§ **RECORDS TO PROCESS**

----------

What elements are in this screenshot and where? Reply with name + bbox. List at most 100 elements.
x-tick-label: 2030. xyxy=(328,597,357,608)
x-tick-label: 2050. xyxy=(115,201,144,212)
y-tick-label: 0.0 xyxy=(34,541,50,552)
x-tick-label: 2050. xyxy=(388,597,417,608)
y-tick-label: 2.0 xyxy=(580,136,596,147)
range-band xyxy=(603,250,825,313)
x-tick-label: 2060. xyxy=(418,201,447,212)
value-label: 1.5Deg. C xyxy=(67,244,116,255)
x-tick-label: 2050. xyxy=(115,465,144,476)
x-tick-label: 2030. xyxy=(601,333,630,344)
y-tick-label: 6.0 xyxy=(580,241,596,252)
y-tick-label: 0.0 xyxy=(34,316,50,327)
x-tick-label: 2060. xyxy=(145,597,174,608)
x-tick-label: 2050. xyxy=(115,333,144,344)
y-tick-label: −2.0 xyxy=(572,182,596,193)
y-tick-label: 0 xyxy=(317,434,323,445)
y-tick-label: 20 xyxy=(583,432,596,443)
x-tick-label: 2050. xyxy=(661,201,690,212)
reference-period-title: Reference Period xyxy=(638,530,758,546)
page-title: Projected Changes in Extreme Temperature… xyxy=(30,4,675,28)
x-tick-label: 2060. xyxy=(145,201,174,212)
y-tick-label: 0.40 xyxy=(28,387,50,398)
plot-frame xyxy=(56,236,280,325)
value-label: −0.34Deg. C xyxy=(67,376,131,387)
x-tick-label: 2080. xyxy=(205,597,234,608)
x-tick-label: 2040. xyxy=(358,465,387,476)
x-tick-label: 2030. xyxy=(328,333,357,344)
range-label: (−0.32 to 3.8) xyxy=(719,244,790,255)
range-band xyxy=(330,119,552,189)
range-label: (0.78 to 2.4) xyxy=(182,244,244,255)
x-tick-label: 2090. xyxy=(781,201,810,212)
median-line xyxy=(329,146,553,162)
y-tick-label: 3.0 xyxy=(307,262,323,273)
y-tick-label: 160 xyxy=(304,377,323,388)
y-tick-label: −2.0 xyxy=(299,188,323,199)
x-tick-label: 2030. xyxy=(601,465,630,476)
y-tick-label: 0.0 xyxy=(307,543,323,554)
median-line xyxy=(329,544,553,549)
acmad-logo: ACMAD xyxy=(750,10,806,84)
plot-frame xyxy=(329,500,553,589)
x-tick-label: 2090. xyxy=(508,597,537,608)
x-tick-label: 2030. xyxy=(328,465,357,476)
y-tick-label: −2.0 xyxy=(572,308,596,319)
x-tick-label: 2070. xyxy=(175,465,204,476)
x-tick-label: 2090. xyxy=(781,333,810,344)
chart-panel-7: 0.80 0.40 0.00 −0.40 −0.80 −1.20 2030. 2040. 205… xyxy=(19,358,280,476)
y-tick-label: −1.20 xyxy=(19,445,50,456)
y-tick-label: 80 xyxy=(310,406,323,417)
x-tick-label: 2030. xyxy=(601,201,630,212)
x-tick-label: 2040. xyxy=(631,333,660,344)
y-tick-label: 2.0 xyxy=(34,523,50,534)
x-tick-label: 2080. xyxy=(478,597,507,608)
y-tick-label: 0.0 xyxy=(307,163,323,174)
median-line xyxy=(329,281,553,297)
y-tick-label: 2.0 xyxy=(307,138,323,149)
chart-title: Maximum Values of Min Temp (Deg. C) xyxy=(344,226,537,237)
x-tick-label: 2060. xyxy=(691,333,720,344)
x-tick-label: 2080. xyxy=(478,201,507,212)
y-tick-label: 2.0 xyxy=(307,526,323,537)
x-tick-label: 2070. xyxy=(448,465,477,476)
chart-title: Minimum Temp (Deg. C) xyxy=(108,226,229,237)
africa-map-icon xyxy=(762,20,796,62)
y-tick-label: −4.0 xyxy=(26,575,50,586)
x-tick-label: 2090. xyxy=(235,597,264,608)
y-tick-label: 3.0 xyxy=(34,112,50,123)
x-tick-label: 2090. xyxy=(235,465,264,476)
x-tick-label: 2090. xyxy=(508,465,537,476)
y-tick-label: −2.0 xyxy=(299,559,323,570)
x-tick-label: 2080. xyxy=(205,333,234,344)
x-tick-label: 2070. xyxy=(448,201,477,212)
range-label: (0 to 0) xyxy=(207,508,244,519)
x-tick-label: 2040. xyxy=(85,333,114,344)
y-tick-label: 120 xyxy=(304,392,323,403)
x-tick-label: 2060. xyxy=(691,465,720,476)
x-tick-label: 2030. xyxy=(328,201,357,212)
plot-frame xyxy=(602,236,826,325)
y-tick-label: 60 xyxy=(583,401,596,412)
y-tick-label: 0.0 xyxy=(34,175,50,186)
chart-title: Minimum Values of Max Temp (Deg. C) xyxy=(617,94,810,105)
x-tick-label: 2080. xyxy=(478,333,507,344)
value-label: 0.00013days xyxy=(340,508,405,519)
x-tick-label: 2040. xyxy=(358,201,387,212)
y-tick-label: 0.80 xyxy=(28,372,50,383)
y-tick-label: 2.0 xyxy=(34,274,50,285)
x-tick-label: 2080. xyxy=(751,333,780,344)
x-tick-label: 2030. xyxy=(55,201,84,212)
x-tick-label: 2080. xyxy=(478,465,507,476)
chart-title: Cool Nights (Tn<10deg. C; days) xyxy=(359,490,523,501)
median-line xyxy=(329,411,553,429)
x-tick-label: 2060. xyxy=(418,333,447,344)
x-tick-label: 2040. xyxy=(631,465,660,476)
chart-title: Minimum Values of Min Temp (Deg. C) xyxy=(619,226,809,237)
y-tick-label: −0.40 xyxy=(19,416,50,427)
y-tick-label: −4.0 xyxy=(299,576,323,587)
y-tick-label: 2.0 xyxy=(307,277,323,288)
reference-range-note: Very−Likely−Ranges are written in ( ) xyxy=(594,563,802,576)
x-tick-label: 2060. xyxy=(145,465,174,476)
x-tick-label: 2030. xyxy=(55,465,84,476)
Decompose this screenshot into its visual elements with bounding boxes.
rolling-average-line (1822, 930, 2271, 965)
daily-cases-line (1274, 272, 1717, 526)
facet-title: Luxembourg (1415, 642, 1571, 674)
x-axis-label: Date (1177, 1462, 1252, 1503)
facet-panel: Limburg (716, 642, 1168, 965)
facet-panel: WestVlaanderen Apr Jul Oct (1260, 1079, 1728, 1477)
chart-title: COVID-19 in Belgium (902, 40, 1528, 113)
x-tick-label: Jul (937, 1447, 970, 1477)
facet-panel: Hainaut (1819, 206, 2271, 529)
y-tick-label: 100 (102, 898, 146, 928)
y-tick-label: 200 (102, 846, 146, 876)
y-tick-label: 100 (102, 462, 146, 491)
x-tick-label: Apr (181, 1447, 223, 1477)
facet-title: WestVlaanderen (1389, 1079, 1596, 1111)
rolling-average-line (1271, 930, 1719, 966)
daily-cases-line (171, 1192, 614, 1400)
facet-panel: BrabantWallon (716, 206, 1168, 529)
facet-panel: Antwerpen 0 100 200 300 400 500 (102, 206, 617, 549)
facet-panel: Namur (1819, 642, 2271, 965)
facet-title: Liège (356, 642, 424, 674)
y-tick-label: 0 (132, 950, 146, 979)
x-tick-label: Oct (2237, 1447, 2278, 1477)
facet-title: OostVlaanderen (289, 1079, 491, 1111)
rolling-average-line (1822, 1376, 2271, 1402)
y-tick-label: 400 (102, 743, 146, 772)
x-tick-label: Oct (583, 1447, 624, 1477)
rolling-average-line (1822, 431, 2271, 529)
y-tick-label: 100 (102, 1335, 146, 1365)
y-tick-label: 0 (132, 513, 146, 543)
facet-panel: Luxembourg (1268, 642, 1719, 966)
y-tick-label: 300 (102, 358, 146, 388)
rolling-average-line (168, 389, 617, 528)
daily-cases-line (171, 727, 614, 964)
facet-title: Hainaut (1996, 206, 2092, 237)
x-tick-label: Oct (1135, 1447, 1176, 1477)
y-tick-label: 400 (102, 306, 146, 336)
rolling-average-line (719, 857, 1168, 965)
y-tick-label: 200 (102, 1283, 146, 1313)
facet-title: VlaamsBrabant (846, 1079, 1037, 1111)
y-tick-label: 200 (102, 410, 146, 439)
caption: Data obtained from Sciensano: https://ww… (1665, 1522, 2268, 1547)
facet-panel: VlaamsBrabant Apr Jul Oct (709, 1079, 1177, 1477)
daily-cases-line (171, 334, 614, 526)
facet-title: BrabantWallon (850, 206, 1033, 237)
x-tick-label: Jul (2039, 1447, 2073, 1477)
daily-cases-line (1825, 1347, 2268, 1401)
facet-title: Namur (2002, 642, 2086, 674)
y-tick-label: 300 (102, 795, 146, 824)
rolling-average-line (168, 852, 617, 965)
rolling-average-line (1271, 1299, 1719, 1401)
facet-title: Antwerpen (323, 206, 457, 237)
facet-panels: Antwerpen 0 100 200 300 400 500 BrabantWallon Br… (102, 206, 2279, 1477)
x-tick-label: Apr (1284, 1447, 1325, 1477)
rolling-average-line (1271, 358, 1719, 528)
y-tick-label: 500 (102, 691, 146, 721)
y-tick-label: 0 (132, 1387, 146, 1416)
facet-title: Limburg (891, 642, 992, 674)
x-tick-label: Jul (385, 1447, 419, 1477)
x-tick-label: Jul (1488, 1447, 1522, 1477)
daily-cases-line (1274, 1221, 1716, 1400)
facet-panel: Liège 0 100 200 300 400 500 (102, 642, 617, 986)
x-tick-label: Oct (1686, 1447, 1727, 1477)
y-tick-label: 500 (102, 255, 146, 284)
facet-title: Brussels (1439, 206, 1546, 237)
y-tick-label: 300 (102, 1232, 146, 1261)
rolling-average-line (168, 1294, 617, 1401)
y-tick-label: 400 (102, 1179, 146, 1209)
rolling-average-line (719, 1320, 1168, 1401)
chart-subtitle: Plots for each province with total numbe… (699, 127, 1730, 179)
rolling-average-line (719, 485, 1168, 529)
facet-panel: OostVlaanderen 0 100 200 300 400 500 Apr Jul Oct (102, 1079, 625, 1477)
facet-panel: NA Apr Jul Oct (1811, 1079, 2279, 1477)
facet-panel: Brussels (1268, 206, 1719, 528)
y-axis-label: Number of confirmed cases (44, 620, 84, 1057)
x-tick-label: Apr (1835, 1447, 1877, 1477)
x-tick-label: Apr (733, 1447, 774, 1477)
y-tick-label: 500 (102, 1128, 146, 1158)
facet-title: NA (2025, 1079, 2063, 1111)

----------

§ **WHAT TO PRODUCE**
Starting at the first line and ending at the line containing "range-band xyxy=(603,250,825,313)", reproduce those lines with "y-tick-label" swapped for "y-axis-tick", leaving everything else unchanged.

§ **COMPLETED TASK**
What elements are in this screenshot and where? Reply with name + bbox. List at most 100 elements.
x-tick-label: 2030. xyxy=(328,597,357,608)
x-tick-label: 2050. xyxy=(115,201,144,212)
y-axis-tick: 0.0 xyxy=(34,541,50,552)
x-tick-label: 2050. xyxy=(388,597,417,608)
y-axis-tick: 2.0 xyxy=(580,136,596,147)
range-band xyxy=(603,250,825,313)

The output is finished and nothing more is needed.